[Given records]
[Start]

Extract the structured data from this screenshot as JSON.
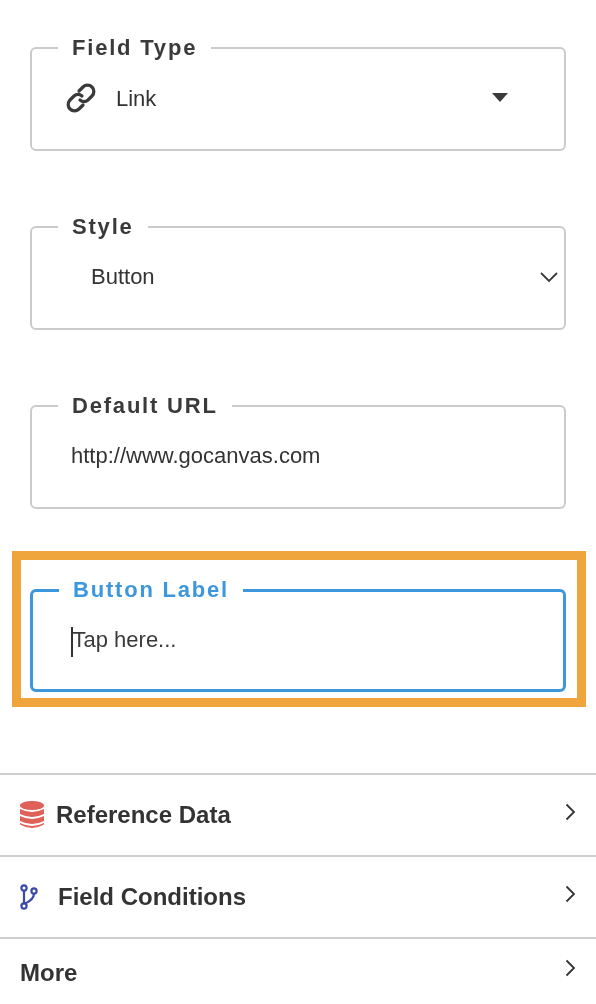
{
  "fields": [
    {
      "kind": "dropdown",
      "label": "Field Type",
      "value": "Link",
      "focused": false,
      "highlighted": false
    },
    {
      "kind": "select",
      "label": "Style",
      "value": "Button",
      "focused": false,
      "highlighted": false
    },
    {
      "kind": "text",
      "label": "Default URL",
      "value": "http://www.gocanvas.com",
      "focused": false,
      "highlighted": false
    },
    {
      "kind": "text",
      "label": "Button Label",
      "placeholder": "Tap here...",
      "focused": true,
      "highlighted": true
    }
  ],
  "sections": [
    {
      "label": "Reference Data"
    },
    {
      "label": "Field Conditions"
    },
    {
      "label": "More"
    }
  ]
}
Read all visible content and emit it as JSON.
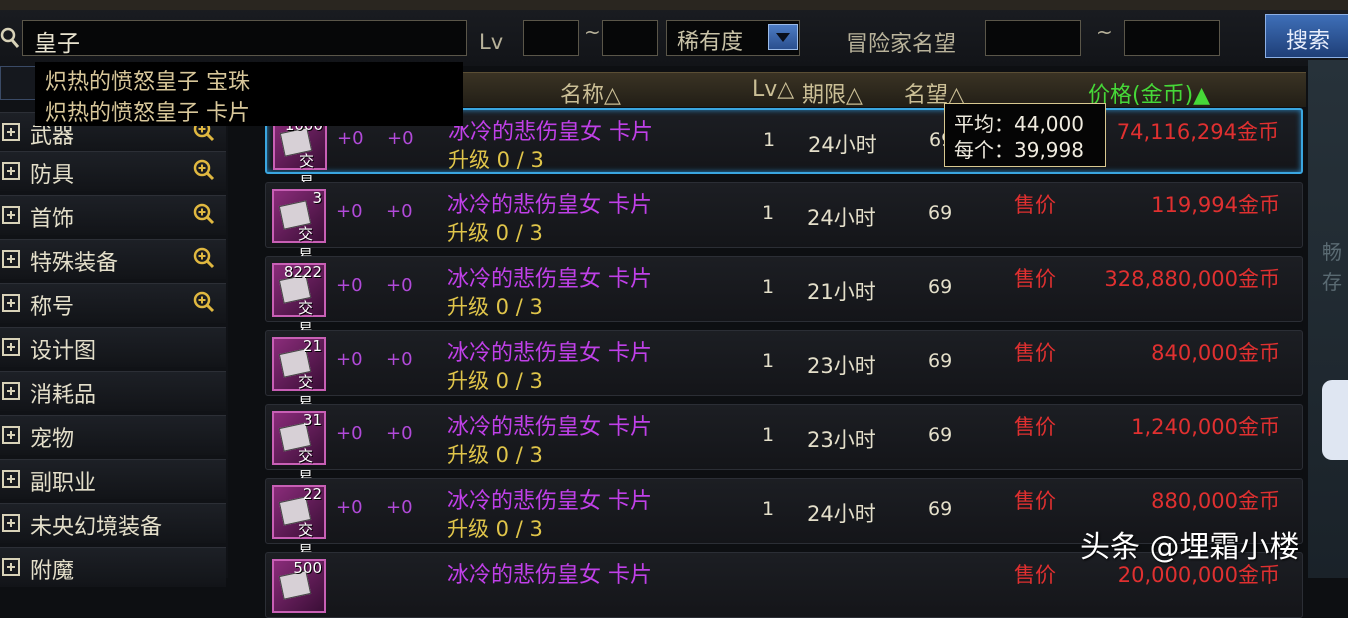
{
  "search": {
    "query": "皇子",
    "lv_label": "Lv",
    "tilde": "~",
    "rarity_label": "稀有度",
    "fame_label": "冒险家名望",
    "button": "搜索"
  },
  "suggestions": [
    "炽热的愤怒皇子 宝珠",
    "炽热的愤怒皇子 卡片"
  ],
  "sidebar": {
    "items": [
      {
        "label": "武器",
        "zoom": true
      },
      {
        "label": "防具",
        "zoom": true
      },
      {
        "label": "首饰",
        "zoom": true
      },
      {
        "label": "特殊装备",
        "zoom": true
      },
      {
        "label": "称号",
        "zoom": true
      },
      {
        "label": "设计图",
        "zoom": false
      },
      {
        "label": "消耗品",
        "zoom": false
      },
      {
        "label": "宠物",
        "zoom": false
      },
      {
        "label": "副职业",
        "zoom": false
      },
      {
        "label": "未央幻境装备",
        "zoom": false
      },
      {
        "label": "附魔",
        "zoom": false
      }
    ]
  },
  "headers": {
    "name": "名称△",
    "lv": "Lv△",
    "duration": "期限△",
    "fame": "名望△",
    "price": "价格(金币)▲"
  },
  "tooltip": {
    "avg": "平均：44,000",
    "each": "每个：39,998"
  },
  "listings": [
    {
      "count": "1000",
      "trade": "交易",
      "plus1": "+0",
      "plus2": "+0",
      "name": "冰冷的悲伤皇女 卡片",
      "upgrade": "升级 0 / 3",
      "lv": "1",
      "duration": "24小时",
      "fame": "69",
      "sale": "",
      "price": "74,116,294金币"
    },
    {
      "count": "3",
      "trade": "交易",
      "plus1": "+0",
      "plus2": "+0",
      "name": "冰冷的悲伤皇女 卡片",
      "upgrade": "升级 0 / 3",
      "lv": "1",
      "duration": "24小时",
      "fame": "69",
      "sale": "售价",
      "price": "119,994金币"
    },
    {
      "count": "8222",
      "trade": "交易",
      "plus1": "+0",
      "plus2": "+0",
      "name": "冰冷的悲伤皇女 卡片",
      "upgrade": "升级 0 / 3",
      "lv": "1",
      "duration": "21小时",
      "fame": "69",
      "sale": "售价",
      "price": "328,880,000金币"
    },
    {
      "count": "21",
      "trade": "交易",
      "plus1": "+0",
      "plus2": "+0",
      "name": "冰冷的悲伤皇女 卡片",
      "upgrade": "升级 0 / 3",
      "lv": "1",
      "duration": "23小时",
      "fame": "69",
      "sale": "售价",
      "price": "840,000金币"
    },
    {
      "count": "31",
      "trade": "交易",
      "plus1": "+0",
      "plus2": "+0",
      "name": "冰冷的悲伤皇女 卡片",
      "upgrade": "升级 0 / 3",
      "lv": "1",
      "duration": "23小时",
      "fame": "69",
      "sale": "售价",
      "price": "1,240,000金币"
    },
    {
      "count": "22",
      "trade": "交易",
      "plus1": "+0",
      "plus2": "+0",
      "name": "冰冷的悲伤皇女 卡片",
      "upgrade": "升级 0 / 3",
      "lv": "1",
      "duration": "24小时",
      "fame": "69",
      "sale": "售价",
      "price": "880,000金币"
    },
    {
      "count": "500",
      "trade": "",
      "plus1": "",
      "plus2": "",
      "name": "冰冷的悲伤皇女 卡片",
      "upgrade": "",
      "lv": "",
      "duration": "",
      "fame": "",
      "sale": "售价",
      "price": "20,000,000金币"
    }
  ],
  "right_panel": {
    "text1": "畅",
    "text2": "存"
  },
  "watermark": "头条 @埋霜小楼"
}
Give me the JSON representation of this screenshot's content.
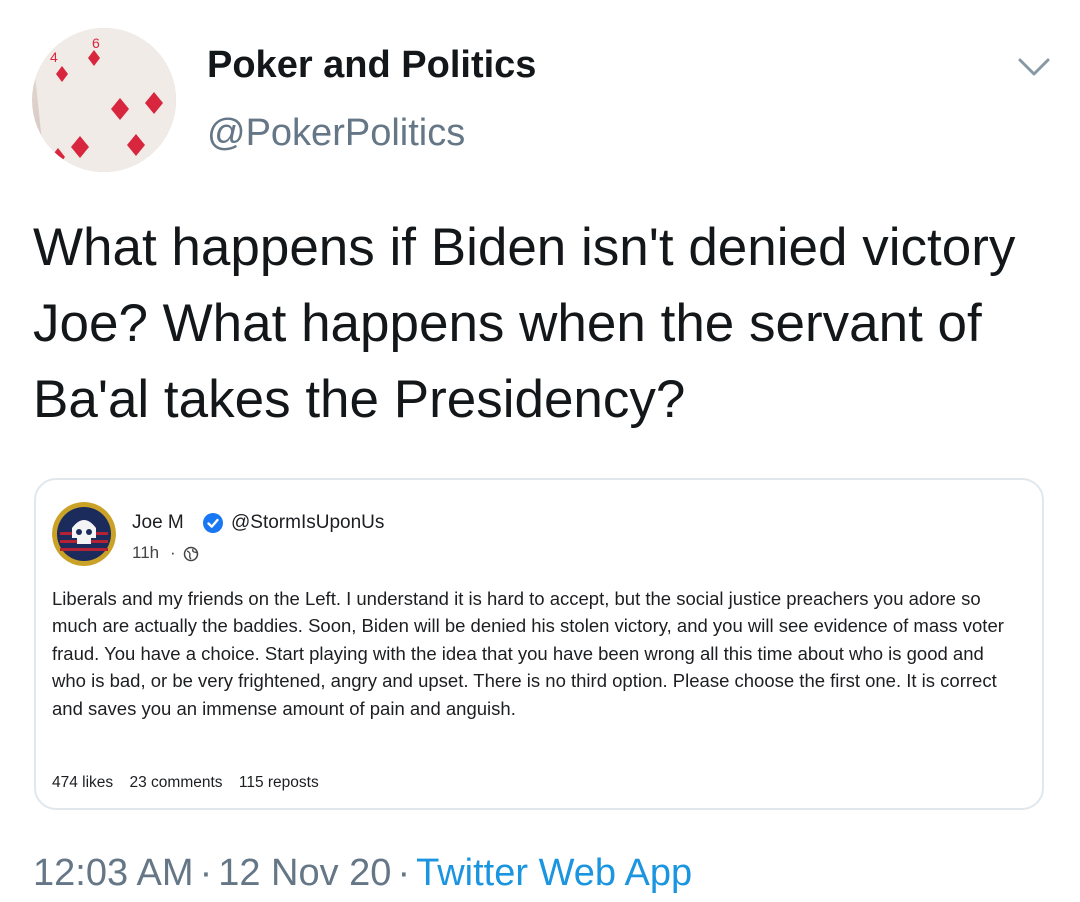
{
  "author": {
    "display_name": "Poker and Politics",
    "handle": "@PokerPolitics"
  },
  "tweet": {
    "text": "What happens if Biden isn't denied victory Joe? What happens when the servant of Ba'al takes the Presidency?"
  },
  "quoted_post": {
    "name": "Joe M",
    "verified": true,
    "handle": "@StormIsUponUs",
    "time": "11h",
    "separator": "·",
    "audience_icon": "globe-icon",
    "body": "Liberals and my friends on the Left. I understand it is hard to accept, but the social justice preachers you adore so much are actually the baddies. Soon, Biden will be denied his stolen victory, and you will see evidence of mass voter fraud. You have a choice. Start playing with the idea that you have been wrong all this time about who is good and who is bad, or be very frightened, angry and upset. There is no third option. Please choose the first one. It is correct and saves you an immense amount of pain and anguish.",
    "likes": "474 likes",
    "comments": "23 comments",
    "reposts": "115 reposts"
  },
  "meta": {
    "time": "12:03 AM",
    "date": "12 Nov 20",
    "separator": "·",
    "source": "Twitter Web App"
  },
  "colors": {
    "secondary_text": "#657786",
    "link": "#1b95e0",
    "verified": "#1877f2",
    "card_border": "#e1e8ed"
  },
  "icons": {
    "menu": "chevron-down-icon",
    "avatar": "playing-card-avatar",
    "quoted_avatar": "skull-flag-avatar",
    "verified": "verified-badge-icon"
  }
}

[End]

[Do this]
The records above need to be given again exactly. Omit the pictures.

[Full response]
Extract the structured data from this screenshot as JSON.
{
  "fields": [
    {
      "kind": "dropdown",
      "label": "Field Type",
      "value": "Link",
      "focused": false,
      "highlighted": false
    },
    {
      "kind": "select",
      "label": "Style",
      "value": "Button",
      "focused": false,
      "highlighted": false
    },
    {
      "kind": "text",
      "label": "Default URL",
      "value": "http://www.gocanvas.com",
      "focused": false,
      "highlighted": false
    },
    {
      "kind": "text",
      "label": "Button Label",
      "placeholder": "Tap here...",
      "focused": true,
      "highlighted": true
    }
  ],
  "sections": [
    {
      "label": "Reference Data"
    },
    {
      "label": "Field Conditions"
    },
    {
      "label": "More"
    }
  ]
}
Read all visible content and emit it as JSON.
{
  "search": {
    "query": "皇子",
    "lv_label": "Lv",
    "tilde": "~",
    "rarity_label": "稀有度",
    "fame_label": "冒险家名望",
    "button": "搜索"
  },
  "suggestions": [
    "炽热的愤怒皇子 宝珠",
    "炽热的愤怒皇子 卡片"
  ],
  "sidebar": {
    "items": [
      {
        "label": "武器",
        "zoom": true
      },
      {
        "label": "防具",
        "zoom": true
      },
      {
        "label": "首饰",
        "zoom": true
      },
      {
        "label": "特殊装备",
        "zoom": true
      },
      {
        "label": "称号",
        "zoom": true
      },
      {
        "label": "设计图",
        "zoom": false
      },
      {
        "label": "消耗品",
        "zoom": false
      },
      {
        "label": "宠物",
        "zoom": false
      },
      {
        "label": "副职业",
        "zoom": false
      },
      {
        "label": "未央幻境装备",
        "zoom": false
      },
      {
        "label": "附魔",
        "zoom": false
      }
    ]
  },
  "headers": {
    "name": "名称△",
    "lv": "Lv△",
    "duration": "期限△",
    "fame": "名望△",
    "price": "价格(金币)▲"
  },
  "tooltip": {
    "avg": "平均：44,000",
    "each": "每个：39,998"
  },
  "listings": [
    {
      "count": "1000",
      "trade": "交易",
      "plus1": "+0",
      "plus2": "+0",
      "name": "冰冷的悲伤皇女 卡片",
      "upgrade": "升级 0 / 3",
      "lv": "1",
      "duration": "24小时",
      "fame": "69",
      "sale": "",
      "price": "74,116,294金币"
    },
    {
      "count": "3",
      "trade": "交易",
      "plus1": "+0",
      "plus2": "+0",
      "name": "冰冷的悲伤皇女 卡片",
      "upgrade": "升级 0 / 3",
      "lv": "1",
      "duration": "24小时",
      "fame": "69",
      "sale": "售价",
      "price": "119,994金币"
    },
    {
      "count": "8222",
      "trade": "交易",
      "plus1": "+0",
      "plus2": "+0",
      "name": "冰冷的悲伤皇女 卡片",
      "upgrade": "升级 0 / 3",
      "lv": "1",
      "duration": "21小时",
      "fame": "69",
      "sale": "售价",
      "price": "328,880,000金币"
    },
    {
      "count": "21",
      "trade": "交易",
      "plus1": "+0",
      "plus2": "+0",
      "name": "冰冷的悲伤皇女 卡片",
      "upgrade": "升级 0 / 3",
      "lv": "1",
      "duration": "23小时",
      "fame": "69",
      "sale": "售价",
      "price": "840,000金币"
    },
    {
      "count": "31",
      "trade": "交易",
      "plus1": "+0",
      "plus2": "+0",
      "name": "冰冷的悲伤皇女 卡片",
      "upgrade": "升级 0 / 3",
      "lv": "1",
      "duration": "23小时",
      "fame": "69",
      "sale": "售价",
      "price": "1,240,000金币"
    },
    {
      "count": "22",
      "trade": "交易",
      "plus1": "+0",
      "plus2": "+0",
      "name": "冰冷的悲伤皇女 卡片",
      "upgrade": "升级 0 / 3",
      "lv": "1",
      "duration": "24小时",
      "fame": "69",
      "sale": "售价",
      "price": "880,000金币"
    },
    {
      "count": "500",
      "trade": "",
      "plus1": "",
      "plus2": "",
      "name": "冰冷的悲伤皇女 卡片",
      "upgrade": "",
      "lv": "",
      "duration": "",
      "fame": "",
      "sale": "售价",
      "price": "20,000,000金币"
    }
  ],
  "right_panel": {
    "text1": "畅",
    "text2": "存"
  },
  "watermark": "头条 @埋霜小楼"
}
Give me the JSON representation of this screenshot's content.
{
  "author": {
    "display_name": "Poker and Politics",
    "handle": "@PokerPolitics"
  },
  "tweet": {
    "text": "What happens if Biden isn't denied victory Joe? What happens when the servant of Ba'al takes the Presidency?"
  },
  "quoted_post": {
    "name": "Joe M",
    "verified": true,
    "handle": "@StormIsUponUs",
    "time": "11h",
    "separator": "·",
    "audience_icon": "globe-icon",
    "body": "Liberals and my friends on the Left. I understand it is hard to accept, but the social justice preachers you adore so much are actually the baddies. Soon, Biden will be denied his stolen victory, and you will see evidence of mass voter fraud. You have a choice. Start playing with the idea that you have been wrong all this time about who is good and who is bad, or be very frightened, angry and upset. There is no third option. Please choose the first one. It is correct and saves you an immense amount of pain and anguish.",
    "likes": "474 likes",
    "comments": "23 comments",
    "reposts": "115 reposts"
  },
  "meta": {
    "time": "12:03 AM",
    "date": "12 Nov 20",
    "separator": "·",
    "source": "Twitter Web App"
  },
  "colors": {
    "secondary_text": "#657786",
    "link": "#1b95e0",
    "verified": "#1877f2",
    "card_border": "#e1e8ed"
  },
  "icons": {
    "menu": "chevron-down-icon",
    "avatar": "playing-card-avatar",
    "quoted_avatar": "skull-flag-avatar",
    "verified": "verified-badge-icon"
  }
}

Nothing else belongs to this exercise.